> WHAT YOU ARE ASKED TO DO:
Go through the entries below and pick out every line with "name".

Start INPUT FOR THIS TASK

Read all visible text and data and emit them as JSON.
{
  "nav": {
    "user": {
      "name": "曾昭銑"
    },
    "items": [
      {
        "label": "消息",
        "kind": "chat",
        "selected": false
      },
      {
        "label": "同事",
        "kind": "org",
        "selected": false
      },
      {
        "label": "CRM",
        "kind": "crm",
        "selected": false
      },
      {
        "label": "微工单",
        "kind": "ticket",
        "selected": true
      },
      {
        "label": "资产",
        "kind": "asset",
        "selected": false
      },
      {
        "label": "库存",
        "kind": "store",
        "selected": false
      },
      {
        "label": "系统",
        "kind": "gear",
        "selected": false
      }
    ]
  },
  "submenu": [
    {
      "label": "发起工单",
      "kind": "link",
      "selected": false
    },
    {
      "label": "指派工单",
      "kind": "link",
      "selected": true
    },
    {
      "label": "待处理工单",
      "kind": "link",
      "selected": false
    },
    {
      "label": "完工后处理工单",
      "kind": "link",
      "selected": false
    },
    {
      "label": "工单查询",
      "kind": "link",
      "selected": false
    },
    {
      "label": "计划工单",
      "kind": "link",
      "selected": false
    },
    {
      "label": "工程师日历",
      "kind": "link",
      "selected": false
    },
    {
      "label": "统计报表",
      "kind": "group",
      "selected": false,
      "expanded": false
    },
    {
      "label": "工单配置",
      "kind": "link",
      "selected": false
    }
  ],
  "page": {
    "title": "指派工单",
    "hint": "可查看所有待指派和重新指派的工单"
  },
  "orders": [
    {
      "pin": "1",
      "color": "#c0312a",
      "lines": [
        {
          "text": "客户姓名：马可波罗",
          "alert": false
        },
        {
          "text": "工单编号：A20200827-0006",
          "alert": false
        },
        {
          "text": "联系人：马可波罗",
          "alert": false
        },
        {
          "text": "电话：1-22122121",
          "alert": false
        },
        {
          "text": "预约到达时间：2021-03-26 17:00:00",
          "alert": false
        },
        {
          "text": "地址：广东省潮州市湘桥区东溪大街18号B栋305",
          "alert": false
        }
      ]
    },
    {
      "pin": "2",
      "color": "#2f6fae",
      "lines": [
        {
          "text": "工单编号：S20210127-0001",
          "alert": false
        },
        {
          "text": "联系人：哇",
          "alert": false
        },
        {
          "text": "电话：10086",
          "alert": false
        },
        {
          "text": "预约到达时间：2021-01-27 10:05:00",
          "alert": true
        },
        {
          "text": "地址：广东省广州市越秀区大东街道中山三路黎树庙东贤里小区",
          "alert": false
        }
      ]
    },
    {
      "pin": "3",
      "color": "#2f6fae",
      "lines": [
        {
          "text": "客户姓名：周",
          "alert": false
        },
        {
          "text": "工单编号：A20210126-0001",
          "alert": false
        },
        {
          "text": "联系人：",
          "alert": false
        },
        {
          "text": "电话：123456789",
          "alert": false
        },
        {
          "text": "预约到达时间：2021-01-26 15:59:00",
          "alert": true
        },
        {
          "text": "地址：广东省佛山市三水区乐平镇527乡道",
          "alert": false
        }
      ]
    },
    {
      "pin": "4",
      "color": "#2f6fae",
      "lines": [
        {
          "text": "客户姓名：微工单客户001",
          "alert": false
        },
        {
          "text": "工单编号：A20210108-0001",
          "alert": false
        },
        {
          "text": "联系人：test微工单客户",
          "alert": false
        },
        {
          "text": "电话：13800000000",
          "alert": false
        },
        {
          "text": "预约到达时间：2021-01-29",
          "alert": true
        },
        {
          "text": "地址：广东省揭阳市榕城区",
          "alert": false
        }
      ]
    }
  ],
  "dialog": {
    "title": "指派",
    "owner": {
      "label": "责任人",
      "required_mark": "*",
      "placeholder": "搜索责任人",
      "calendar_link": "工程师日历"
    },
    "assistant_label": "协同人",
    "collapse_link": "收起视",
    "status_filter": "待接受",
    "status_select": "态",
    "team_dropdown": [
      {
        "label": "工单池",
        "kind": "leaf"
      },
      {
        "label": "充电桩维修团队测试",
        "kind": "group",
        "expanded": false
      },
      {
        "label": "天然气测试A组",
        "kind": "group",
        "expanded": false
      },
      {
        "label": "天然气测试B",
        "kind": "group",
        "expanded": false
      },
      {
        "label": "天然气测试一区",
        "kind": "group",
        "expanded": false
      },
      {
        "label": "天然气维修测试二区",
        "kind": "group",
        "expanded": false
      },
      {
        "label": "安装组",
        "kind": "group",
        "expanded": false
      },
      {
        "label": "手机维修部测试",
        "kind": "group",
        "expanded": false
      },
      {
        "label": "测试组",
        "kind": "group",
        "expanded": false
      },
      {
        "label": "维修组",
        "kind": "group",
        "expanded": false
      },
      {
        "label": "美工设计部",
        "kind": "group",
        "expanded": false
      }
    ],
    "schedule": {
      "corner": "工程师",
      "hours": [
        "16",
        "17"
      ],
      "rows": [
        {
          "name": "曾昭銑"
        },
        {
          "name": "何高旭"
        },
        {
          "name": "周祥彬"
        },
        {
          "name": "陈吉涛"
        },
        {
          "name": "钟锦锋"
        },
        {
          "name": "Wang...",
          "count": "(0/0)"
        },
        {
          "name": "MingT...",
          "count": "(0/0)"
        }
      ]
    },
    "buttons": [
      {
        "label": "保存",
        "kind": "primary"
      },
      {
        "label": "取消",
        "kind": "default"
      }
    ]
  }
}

End INPUT FOR THIS TASK
Start INPUT FOR THIS TASK

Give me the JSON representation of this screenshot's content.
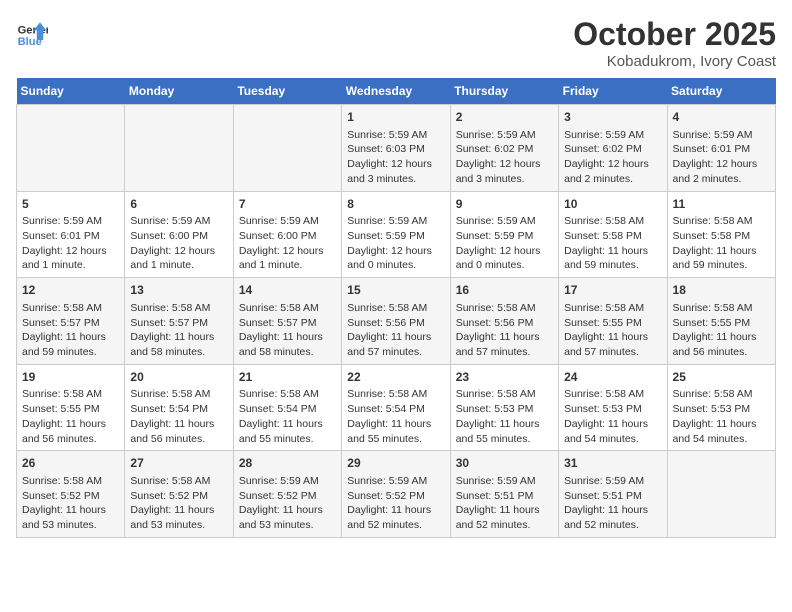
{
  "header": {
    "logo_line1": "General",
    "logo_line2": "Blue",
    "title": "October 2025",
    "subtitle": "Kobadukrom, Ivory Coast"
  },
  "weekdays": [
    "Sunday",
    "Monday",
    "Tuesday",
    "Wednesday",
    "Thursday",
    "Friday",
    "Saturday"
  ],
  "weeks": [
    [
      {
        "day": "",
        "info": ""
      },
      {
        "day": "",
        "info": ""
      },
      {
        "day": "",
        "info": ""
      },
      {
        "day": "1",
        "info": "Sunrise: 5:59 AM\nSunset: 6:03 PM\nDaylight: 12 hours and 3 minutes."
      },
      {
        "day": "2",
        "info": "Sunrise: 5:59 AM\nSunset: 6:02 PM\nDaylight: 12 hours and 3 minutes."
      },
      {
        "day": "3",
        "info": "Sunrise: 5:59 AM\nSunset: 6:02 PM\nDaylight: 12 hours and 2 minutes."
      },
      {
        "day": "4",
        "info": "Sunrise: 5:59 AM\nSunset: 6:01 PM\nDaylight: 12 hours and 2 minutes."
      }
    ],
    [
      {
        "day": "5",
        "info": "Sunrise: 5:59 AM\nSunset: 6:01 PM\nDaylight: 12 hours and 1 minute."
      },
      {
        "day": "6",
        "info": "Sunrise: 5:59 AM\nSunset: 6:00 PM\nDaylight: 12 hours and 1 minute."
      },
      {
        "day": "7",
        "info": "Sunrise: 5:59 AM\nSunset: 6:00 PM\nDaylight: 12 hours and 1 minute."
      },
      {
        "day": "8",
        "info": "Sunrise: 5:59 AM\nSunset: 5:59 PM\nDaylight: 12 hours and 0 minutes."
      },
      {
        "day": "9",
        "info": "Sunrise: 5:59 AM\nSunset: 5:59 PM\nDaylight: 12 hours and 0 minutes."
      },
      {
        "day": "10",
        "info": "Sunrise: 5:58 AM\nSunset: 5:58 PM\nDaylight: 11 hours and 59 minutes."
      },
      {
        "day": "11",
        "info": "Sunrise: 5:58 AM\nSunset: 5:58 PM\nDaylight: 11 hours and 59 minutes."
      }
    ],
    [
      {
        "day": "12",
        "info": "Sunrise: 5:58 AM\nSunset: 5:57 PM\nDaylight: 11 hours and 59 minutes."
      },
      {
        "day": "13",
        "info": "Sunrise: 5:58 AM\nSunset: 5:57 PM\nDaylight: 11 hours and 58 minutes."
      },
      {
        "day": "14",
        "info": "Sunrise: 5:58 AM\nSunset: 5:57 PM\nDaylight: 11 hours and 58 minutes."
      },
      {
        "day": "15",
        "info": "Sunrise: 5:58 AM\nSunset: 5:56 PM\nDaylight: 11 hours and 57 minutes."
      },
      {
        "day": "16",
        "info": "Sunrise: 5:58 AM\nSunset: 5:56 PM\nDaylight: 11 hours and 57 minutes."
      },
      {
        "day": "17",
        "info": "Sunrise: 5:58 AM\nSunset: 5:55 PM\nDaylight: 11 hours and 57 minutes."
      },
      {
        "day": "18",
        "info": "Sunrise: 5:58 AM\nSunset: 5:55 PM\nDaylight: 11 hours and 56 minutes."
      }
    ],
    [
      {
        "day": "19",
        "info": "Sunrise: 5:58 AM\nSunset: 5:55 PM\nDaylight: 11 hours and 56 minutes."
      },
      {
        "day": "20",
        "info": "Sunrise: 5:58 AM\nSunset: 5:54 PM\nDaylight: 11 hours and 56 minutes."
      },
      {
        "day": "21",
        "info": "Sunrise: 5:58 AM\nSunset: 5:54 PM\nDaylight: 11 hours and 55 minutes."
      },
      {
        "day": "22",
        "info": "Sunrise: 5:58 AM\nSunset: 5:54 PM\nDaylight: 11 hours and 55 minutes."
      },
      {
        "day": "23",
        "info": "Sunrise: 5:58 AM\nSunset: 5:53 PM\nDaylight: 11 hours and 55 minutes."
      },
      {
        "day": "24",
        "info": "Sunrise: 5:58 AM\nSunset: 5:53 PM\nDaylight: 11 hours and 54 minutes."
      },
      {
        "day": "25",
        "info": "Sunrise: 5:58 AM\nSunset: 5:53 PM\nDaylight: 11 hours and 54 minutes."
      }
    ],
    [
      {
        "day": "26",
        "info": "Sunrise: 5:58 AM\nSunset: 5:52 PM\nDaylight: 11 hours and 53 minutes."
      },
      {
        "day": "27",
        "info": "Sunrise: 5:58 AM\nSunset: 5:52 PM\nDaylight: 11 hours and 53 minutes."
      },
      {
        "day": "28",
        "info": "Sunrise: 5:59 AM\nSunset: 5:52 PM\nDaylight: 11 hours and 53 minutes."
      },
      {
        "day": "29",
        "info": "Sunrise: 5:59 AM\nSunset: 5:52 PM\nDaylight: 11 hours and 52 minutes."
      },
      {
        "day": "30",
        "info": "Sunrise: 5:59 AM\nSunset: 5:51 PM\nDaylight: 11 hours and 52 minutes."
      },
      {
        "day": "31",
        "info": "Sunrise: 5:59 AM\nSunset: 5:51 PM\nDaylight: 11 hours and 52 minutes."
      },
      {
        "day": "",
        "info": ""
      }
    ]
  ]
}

End INPUT FOR THIS TASK

> RESPONSE TO THIS TASK:
      "name": "曾昭銑"
          "name": "曾昭銑"
          "name": "何高旭"
          "name": "周祥彬"
          "name": "陈吉涛"
          "name": "钟锦锋"
          "name": "Wang...",
          "name": "MingT...",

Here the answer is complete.